*** INPUT DATA Section Begins ***

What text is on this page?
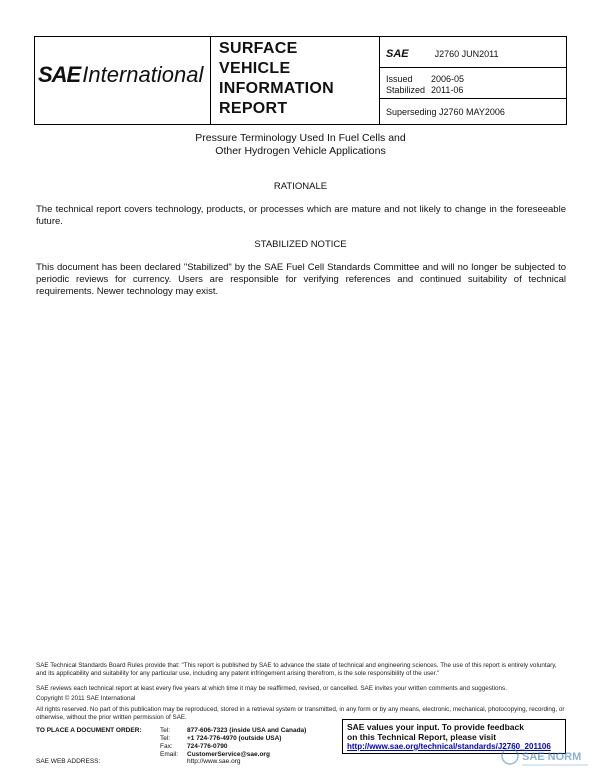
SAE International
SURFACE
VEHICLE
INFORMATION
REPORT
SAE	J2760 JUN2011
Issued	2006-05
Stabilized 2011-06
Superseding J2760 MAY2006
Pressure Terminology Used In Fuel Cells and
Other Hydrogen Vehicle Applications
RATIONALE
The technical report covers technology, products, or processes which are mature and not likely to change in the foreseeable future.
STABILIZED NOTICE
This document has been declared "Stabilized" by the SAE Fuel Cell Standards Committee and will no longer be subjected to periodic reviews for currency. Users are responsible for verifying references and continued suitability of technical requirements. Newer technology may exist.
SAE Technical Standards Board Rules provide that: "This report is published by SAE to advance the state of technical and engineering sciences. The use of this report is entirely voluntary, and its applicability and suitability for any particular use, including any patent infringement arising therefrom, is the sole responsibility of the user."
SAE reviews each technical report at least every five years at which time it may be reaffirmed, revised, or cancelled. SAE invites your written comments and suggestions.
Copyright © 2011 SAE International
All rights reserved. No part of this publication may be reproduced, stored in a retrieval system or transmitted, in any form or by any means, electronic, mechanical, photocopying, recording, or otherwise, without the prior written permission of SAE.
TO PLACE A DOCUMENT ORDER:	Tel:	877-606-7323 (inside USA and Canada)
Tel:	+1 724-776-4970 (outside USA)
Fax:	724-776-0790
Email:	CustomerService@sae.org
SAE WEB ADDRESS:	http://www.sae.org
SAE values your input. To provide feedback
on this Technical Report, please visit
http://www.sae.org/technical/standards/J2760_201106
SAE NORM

*** INPUT DATA Section Ends ***

• _WHAT TO WORK ON_
The lines above should be transcribed exactly, with every image removed.

• _RESULT_
What text is on this page?
SAE International
SURFACE
VEHICLE
INFORMATION
REPORT
SAE	J2760 JUN2011
Issued	2006-05
Stabilized 2011-06
Superseding J2760 MAY2006
Pressure Terminology Used In Fuel Cells and
Other Hydrogen Vehicle Applications
RATIONALE
The technical report covers technology, products, or processes which are mature and not likely to change in the foreseeable future.
STABILIZED NOTICE
This document has been declared "Stabilized" by the SAE Fuel Cell Standards Committee and will no longer be subjected to periodic reviews for currency. Users are responsible for verifying references and continued suitability of technical requirements. Newer technology may exist.
SAE Technical Standards Board Rules provide that: "This report is published by SAE to advance the state of technical and engineering sciences. The use of this report is entirely voluntary, and its applicability and suitability for any particular use, including any patent infringement arising therefrom, is the sole responsibility of the user."
SAE reviews each technical report at least every five years at which time it may be reaffirmed, revised, or cancelled. SAE invites your written comments and suggestions.
Copyright © 2011 SAE International
All rights reserved. No part of this publication may be reproduced, stored in a retrieval system or transmitted, in any form or by any means, electronic, mechanical, photocopying, recording, or otherwise, without the prior written permission of SAE.
TO PLACE A DOCUMENT ORDER:	Tel:	877-606-7323 (inside USA and Canada)
Tel:	+1 724-776-4970 (outside USA)
Fax:	724-776-0790
Email:	CustomerService@sae.org
SAE WEB ADDRESS:	http://www.sae.org
SAE values your input. To provide feedback
on this Technical Report, please visit
http://www.sae.org/technical/standards/J2760_201106
SAE NORM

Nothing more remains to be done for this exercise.